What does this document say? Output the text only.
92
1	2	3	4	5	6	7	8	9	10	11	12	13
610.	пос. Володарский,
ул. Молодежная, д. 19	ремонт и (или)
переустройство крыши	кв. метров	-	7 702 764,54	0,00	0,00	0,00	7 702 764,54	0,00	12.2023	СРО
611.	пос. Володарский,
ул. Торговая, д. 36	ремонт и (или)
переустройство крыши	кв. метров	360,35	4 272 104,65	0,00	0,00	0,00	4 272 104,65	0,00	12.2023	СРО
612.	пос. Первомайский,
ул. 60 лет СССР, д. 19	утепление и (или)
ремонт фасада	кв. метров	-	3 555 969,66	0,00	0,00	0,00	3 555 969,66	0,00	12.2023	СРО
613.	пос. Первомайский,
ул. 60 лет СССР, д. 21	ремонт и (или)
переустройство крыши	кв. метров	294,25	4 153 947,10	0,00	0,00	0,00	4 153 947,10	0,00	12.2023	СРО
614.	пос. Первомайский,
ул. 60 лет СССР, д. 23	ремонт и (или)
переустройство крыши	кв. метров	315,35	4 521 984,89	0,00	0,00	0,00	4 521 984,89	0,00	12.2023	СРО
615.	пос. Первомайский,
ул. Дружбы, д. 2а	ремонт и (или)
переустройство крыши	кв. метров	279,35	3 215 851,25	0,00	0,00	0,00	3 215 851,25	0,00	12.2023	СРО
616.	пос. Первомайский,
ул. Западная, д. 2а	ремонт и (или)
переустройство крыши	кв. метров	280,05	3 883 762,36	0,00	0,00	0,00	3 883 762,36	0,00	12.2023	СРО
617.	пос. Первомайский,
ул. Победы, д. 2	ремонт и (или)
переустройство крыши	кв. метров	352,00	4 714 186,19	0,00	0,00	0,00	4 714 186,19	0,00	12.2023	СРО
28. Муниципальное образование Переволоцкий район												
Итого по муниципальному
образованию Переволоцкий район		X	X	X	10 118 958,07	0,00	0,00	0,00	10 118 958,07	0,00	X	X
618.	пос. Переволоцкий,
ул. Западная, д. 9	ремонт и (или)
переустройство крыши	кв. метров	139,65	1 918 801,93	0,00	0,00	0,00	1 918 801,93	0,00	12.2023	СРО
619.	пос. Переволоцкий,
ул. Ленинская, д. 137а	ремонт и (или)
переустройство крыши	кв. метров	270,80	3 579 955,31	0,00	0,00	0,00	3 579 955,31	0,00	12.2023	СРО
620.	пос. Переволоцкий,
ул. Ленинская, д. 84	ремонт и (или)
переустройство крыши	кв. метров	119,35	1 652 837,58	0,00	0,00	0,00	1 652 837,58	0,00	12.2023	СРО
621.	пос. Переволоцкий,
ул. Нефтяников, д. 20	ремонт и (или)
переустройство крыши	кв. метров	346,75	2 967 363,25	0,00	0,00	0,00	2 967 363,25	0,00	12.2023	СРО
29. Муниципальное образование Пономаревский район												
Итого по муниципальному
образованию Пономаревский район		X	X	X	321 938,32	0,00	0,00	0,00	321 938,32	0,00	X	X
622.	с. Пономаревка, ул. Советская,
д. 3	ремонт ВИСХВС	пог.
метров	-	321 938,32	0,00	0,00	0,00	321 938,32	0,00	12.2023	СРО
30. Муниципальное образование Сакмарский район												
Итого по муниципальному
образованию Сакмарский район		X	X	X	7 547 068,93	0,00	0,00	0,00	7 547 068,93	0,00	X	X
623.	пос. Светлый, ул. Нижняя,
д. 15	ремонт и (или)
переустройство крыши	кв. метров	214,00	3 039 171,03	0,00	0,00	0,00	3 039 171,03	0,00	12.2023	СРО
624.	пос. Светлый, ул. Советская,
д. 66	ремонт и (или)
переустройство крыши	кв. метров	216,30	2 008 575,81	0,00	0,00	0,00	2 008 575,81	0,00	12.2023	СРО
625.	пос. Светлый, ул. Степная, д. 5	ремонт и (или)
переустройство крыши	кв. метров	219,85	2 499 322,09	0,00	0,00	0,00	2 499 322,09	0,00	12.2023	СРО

SHORT PROBLEM → Identify every line above with the string "Ленинская" in it. Copy those lines.

WRITTEN ANSWER →
ул. Ленинская, д. 137а	ремонт и (или)
ул. Ленинская, д. 84	ремонт и (или)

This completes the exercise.